> Directive: Review the material line by line. Identify and copy every line that contains the string "icon".

____ Data to use

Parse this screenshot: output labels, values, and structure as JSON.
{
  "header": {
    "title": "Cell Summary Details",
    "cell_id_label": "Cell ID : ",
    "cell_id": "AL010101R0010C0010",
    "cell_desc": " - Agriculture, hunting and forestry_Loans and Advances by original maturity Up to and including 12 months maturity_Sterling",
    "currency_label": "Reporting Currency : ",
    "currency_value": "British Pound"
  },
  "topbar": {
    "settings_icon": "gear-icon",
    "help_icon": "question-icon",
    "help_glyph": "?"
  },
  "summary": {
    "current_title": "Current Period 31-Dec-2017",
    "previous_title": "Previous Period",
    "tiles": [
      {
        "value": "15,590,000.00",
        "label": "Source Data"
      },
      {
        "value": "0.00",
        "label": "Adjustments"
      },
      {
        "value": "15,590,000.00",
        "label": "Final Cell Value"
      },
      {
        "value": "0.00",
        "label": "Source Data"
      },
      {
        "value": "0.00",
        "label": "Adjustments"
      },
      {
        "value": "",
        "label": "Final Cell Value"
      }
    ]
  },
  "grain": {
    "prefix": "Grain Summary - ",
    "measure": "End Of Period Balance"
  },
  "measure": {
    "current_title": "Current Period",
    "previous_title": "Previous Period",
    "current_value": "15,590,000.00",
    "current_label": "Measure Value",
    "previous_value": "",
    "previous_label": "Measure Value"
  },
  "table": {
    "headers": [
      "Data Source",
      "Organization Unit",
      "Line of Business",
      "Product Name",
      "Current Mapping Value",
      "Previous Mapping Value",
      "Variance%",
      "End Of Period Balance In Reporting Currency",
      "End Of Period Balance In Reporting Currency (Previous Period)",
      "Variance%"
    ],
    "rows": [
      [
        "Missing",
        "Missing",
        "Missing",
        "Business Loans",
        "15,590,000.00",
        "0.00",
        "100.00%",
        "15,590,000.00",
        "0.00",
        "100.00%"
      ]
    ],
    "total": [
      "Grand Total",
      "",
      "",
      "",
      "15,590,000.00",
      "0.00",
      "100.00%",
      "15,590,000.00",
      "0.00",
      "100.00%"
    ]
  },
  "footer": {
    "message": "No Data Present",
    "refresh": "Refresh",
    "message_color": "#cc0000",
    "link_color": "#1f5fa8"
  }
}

________

> Response to this task:
    "settings_icon": "gear-icon",
    "help_icon": "question-icon",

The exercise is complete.